• **Problem to work on**: Locate the lines where "Nifty" occurs and copy them as they stand.

• **Records shown**:
■ ■ ■
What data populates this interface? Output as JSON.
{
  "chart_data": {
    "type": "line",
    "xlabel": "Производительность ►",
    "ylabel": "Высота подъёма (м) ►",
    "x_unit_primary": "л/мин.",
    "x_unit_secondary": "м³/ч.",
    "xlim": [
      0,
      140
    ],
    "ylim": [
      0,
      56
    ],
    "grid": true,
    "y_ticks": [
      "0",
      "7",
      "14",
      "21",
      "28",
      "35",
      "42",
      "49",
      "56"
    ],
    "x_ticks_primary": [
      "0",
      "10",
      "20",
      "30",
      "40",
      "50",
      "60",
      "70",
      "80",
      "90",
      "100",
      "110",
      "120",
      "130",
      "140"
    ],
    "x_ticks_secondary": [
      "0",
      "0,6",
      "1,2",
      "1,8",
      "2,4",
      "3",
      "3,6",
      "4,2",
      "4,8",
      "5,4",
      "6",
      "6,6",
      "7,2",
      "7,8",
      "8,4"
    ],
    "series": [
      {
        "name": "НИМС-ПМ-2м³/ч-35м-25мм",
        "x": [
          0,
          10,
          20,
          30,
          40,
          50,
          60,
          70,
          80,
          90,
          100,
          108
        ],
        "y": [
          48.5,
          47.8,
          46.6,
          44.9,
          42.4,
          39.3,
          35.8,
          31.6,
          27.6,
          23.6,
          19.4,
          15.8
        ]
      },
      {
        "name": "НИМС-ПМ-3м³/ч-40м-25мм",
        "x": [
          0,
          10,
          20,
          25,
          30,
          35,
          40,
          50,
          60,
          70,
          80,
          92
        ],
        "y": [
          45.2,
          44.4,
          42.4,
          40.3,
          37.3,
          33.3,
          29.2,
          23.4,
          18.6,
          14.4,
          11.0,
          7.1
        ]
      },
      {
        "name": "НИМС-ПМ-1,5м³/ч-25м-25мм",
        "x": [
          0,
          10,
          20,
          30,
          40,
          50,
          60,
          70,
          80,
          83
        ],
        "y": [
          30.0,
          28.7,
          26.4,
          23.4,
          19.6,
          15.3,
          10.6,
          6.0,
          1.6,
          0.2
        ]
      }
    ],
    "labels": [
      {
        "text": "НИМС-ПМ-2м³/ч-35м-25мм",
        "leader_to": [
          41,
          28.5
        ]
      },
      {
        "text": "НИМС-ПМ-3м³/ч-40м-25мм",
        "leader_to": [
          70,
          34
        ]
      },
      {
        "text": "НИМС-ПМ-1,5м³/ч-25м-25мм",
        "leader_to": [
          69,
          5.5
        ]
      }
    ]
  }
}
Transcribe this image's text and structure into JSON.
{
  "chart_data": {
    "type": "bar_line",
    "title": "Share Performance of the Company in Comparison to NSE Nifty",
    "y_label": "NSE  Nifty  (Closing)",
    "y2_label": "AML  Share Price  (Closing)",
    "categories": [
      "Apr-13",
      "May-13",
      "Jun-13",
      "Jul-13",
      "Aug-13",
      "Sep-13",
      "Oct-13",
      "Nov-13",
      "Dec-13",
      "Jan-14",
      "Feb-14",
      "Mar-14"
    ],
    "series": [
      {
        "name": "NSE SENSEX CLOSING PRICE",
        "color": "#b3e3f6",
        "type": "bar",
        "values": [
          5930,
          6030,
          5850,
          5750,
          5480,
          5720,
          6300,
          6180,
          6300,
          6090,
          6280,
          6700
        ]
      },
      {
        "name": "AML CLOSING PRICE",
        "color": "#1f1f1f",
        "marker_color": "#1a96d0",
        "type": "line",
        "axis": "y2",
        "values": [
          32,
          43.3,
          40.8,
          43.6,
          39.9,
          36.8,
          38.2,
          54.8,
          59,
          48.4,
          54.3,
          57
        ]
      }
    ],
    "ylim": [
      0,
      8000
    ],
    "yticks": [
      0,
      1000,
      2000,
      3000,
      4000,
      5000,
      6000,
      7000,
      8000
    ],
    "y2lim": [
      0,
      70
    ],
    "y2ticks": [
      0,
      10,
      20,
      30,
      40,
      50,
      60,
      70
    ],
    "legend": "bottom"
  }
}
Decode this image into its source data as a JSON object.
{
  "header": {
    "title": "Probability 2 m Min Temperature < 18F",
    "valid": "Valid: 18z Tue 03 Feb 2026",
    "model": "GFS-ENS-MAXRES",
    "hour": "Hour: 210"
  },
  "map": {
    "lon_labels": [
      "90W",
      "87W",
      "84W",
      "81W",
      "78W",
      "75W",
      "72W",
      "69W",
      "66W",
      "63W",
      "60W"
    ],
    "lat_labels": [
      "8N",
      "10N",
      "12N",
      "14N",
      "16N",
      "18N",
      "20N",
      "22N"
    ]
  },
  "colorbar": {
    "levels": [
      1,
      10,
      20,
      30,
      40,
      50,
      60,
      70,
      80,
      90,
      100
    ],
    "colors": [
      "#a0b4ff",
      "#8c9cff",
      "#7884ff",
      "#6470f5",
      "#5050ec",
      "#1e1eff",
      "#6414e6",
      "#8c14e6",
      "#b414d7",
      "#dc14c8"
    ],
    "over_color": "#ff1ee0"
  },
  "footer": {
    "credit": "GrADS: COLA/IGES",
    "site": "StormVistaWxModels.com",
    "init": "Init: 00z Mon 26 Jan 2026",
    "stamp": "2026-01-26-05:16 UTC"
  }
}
■ ■ ■
• **Expected answer**:
    "title": "Share Performance of the Company in Comparison to NSE Nifty",
    "y_label": "NSE  Nifty  (Closing)",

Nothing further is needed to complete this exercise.